──────── GIVEN DATA
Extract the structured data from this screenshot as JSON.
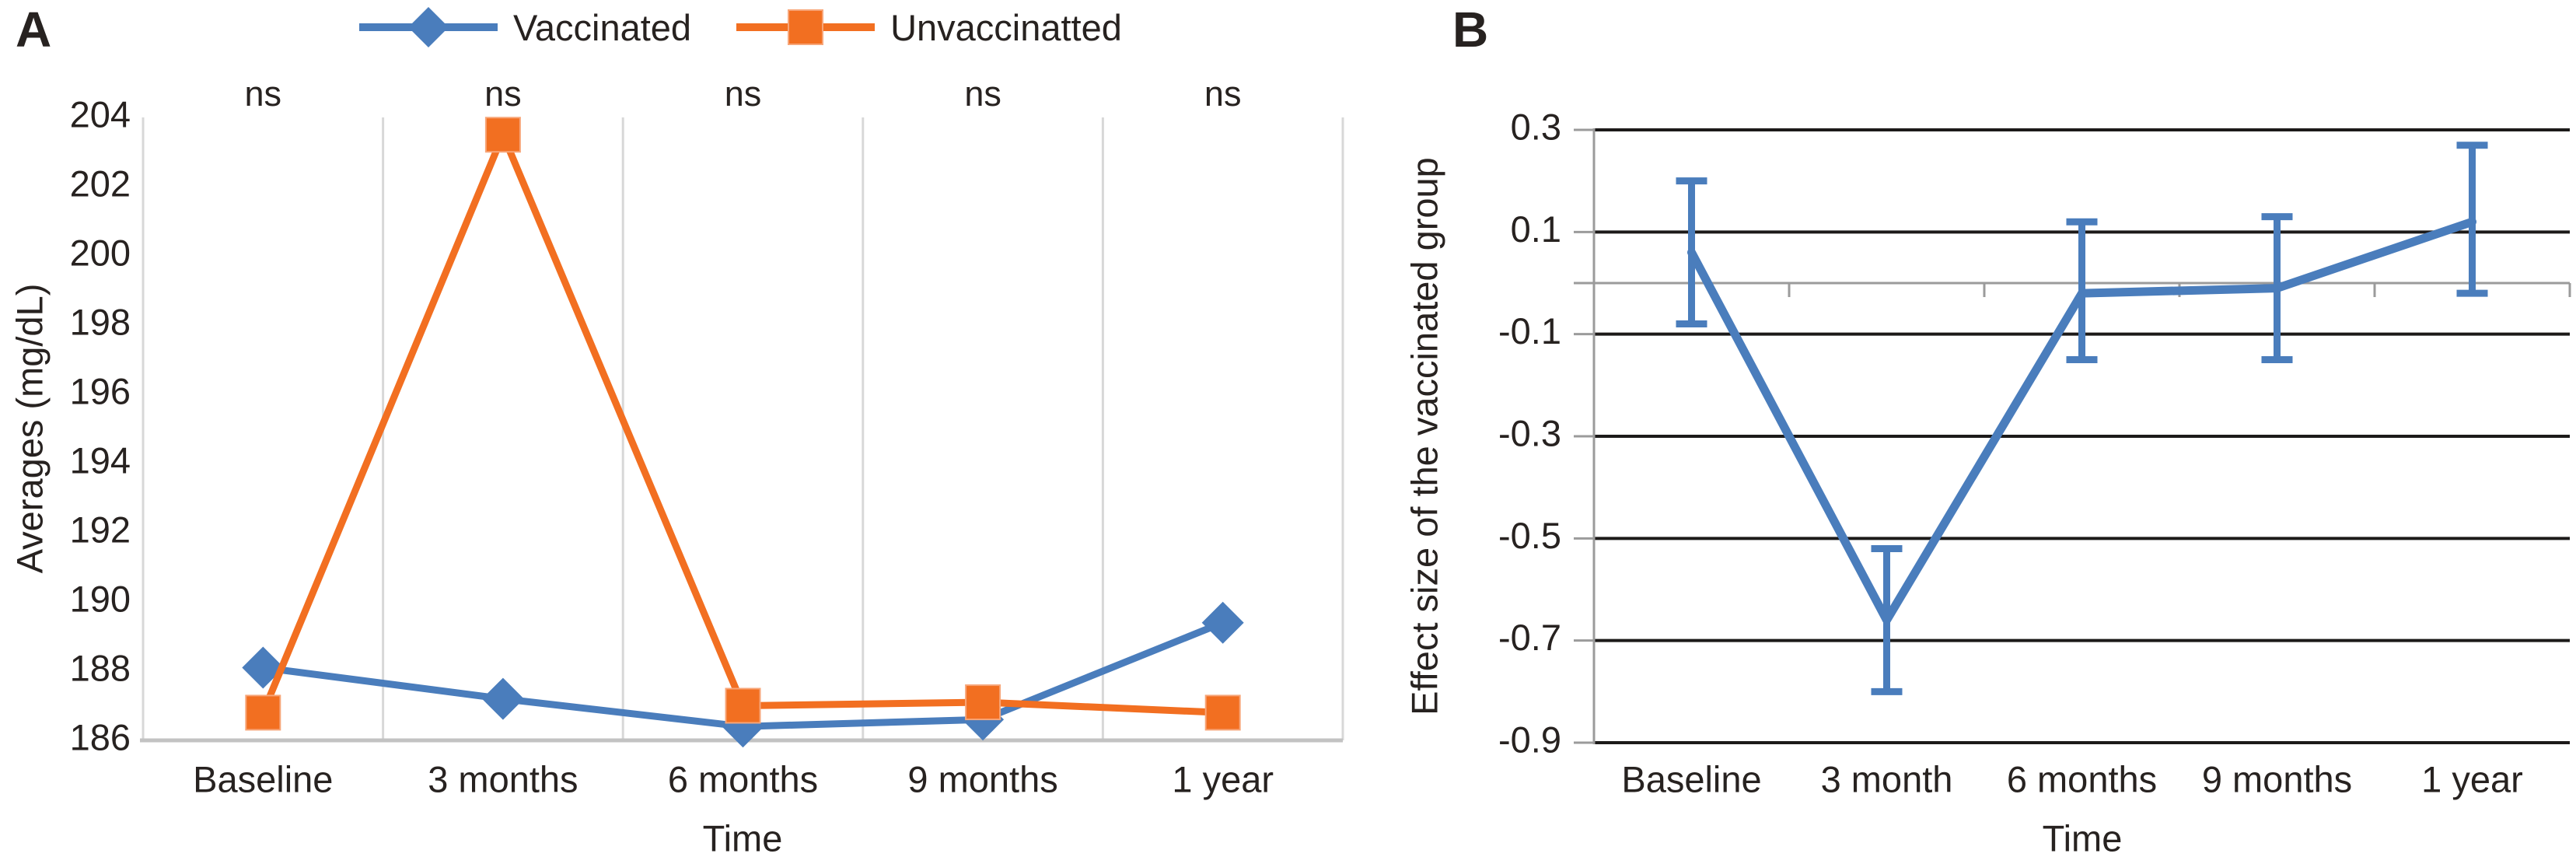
{
  "figure": {
    "background": "#FFFFFF",
    "text_color": "#272220"
  },
  "panels": [
    {
      "label": "A"
    },
    {
      "label": "B"
    }
  ],
  "colors": {
    "vaccinated_blue": "#4A7DBC",
    "unvaccinated_orange": "#F26F21",
    "panel_a_gridline": "#D8D8D8",
    "panel_a_axis": "#C2C2C2",
    "panel_b_gridline": "#1C1A19",
    "panel_b_axis_gray": "#9B9B9B"
  },
  "chart_data": [
    {
      "type": "line",
      "panel": "A",
      "categories": [
        "Baseline",
        "3 months",
        "6 months",
        "9 months",
        "1 year"
      ],
      "significance_labels": [
        "ns",
        "ns",
        "ns",
        "ns",
        "ns"
      ],
      "series": [
        {
          "name": "Vaccinated",
          "marker": "diamond",
          "color": "#4A7DBC",
          "values": [
            188.1,
            187.2,
            186.4,
            186.6,
            189.4
          ]
        },
        {
          "name": "Unvaccinatted",
          "marker": "square",
          "color": "#F26F21",
          "values": [
            186.8,
            203.5,
            187.0,
            187.1,
            186.8
          ]
        }
      ],
      "xlabel": "Time",
      "ylabel": "Averages (mg/dL)",
      "ylim": [
        186,
        204
      ],
      "yticks": [
        {
          "v": 186,
          "label": "186"
        },
        {
          "v": 188,
          "label": "188"
        },
        {
          "v": 190,
          "label": "190"
        },
        {
          "v": 192,
          "label": "192"
        },
        {
          "v": 194,
          "label": "194"
        },
        {
          "v": 196,
          "label": "196"
        },
        {
          "v": 198,
          "label": "198"
        },
        {
          "v": 200,
          "label": "200"
        },
        {
          "v": 202,
          "label": "202"
        },
        {
          "v": 204,
          "label": "204"
        }
      ],
      "grid": "vertical-category-boundaries",
      "legend_position": "top"
    },
    {
      "type": "line",
      "panel": "B",
      "categories": [
        "Baseline",
        "3 month",
        "6 months",
        "9 months",
        "1 year"
      ],
      "series": [
        {
          "name": "Effect size of the vaccinated group",
          "marker": "none",
          "color": "#4A7DBC",
          "values": [
            0.06,
            -0.66,
            -0.02,
            -0.01,
            0.12
          ],
          "error_low": [
            -0.08,
            -0.8,
            -0.15,
            -0.15,
            -0.02
          ],
          "error_high": [
            0.2,
            -0.52,
            0.12,
            0.13,
            0.27
          ]
        }
      ],
      "xlabel": "Time",
      "ylabel": "Effect size of the vaccinated group",
      "ylim": [
        -0.9,
        0.3
      ],
      "yticks": [
        {
          "v": 0.3,
          "label": "0.3"
        },
        {
          "v": 0.1,
          "label": "0.1"
        },
        {
          "v": -0.1,
          "label": "-0.1"
        },
        {
          "v": -0.3,
          "label": "-0.3"
        },
        {
          "v": -0.5,
          "label": "-0.5"
        },
        {
          "v": -0.7,
          "label": "-0.7"
        },
        {
          "v": -0.9,
          "label": "-0.9"
        }
      ],
      "zero_line": true,
      "grid": "horizontal",
      "legend_position": "none"
    }
  ]
}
────────────────
- **STATED TASK**
In your copy, repeat each record exactly and include no pictures.

- **RESPONSE TO THIS EXERCISE**
Extract the structured data from this screenshot as JSON.
{
  "figure": {
    "background": "#FFFFFF",
    "text_color": "#272220"
  },
  "panels": [
    {
      "label": "A"
    },
    {
      "label": "B"
    }
  ],
  "colors": {
    "vaccinated_blue": "#4A7DBC",
    "unvaccinated_orange": "#F26F21",
    "panel_a_gridline": "#D8D8D8",
    "panel_a_axis": "#C2C2C2",
    "panel_b_gridline": "#1C1A19",
    "panel_b_axis_gray": "#9B9B9B"
  },
  "chart_data": [
    {
      "type": "line",
      "panel": "A",
      "categories": [
        "Baseline",
        "3 months",
        "6 months",
        "9 months",
        "1 year"
      ],
      "significance_labels": [
        "ns",
        "ns",
        "ns",
        "ns",
        "ns"
      ],
      "series": [
        {
          "name": "Vaccinated",
          "marker": "diamond",
          "color": "#4A7DBC",
          "values": [
            188.1,
            187.2,
            186.4,
            186.6,
            189.4
          ]
        },
        {
          "name": "Unvaccinatted",
          "marker": "square",
          "color": "#F26F21",
          "values": [
            186.8,
            203.5,
            187.0,
            187.1,
            186.8
          ]
        }
      ],
      "xlabel": "Time",
      "ylabel": "Averages (mg/dL)",
      "ylim": [
        186,
        204
      ],
      "yticks": [
        {
          "v": 186,
          "label": "186"
        },
        {
          "v": 188,
          "label": "188"
        },
        {
          "v": 190,
          "label": "190"
        },
        {
          "v": 192,
          "label": "192"
        },
        {
          "v": 194,
          "label": "194"
        },
        {
          "v": 196,
          "label": "196"
        },
        {
          "v": 198,
          "label": "198"
        },
        {
          "v": 200,
          "label": "200"
        },
        {
          "v": 202,
          "label": "202"
        },
        {
          "v": 204,
          "label": "204"
        }
      ],
      "grid": "vertical-category-boundaries",
      "legend_position": "top"
    },
    {
      "type": "line",
      "panel": "B",
      "categories": [
        "Baseline",
        "3 month",
        "6 months",
        "9 months",
        "1 year"
      ],
      "series": [
        {
          "name": "Effect size of the vaccinated group",
          "marker": "none",
          "color": "#4A7DBC",
          "values": [
            0.06,
            -0.66,
            -0.02,
            -0.01,
            0.12
          ],
          "error_low": [
            -0.08,
            -0.8,
            -0.15,
            -0.15,
            -0.02
          ],
          "error_high": [
            0.2,
            -0.52,
            0.12,
            0.13,
            0.27
          ]
        }
      ],
      "xlabel": "Time",
      "ylabel": "Effect size of the vaccinated group",
      "ylim": [
        -0.9,
        0.3
      ],
      "yticks": [
        {
          "v": 0.3,
          "label": "0.3"
        },
        {
          "v": 0.1,
          "label": "0.1"
        },
        {
          "v": -0.1,
          "label": "-0.1"
        },
        {
          "v": -0.3,
          "label": "-0.3"
        },
        {
          "v": -0.5,
          "label": "-0.5"
        },
        {
          "v": -0.7,
          "label": "-0.7"
        },
        {
          "v": -0.9,
          "label": "-0.9"
        }
      ],
      "zero_line": true,
      "grid": "horizontal",
      "legend_position": "none"
    }
  ]
}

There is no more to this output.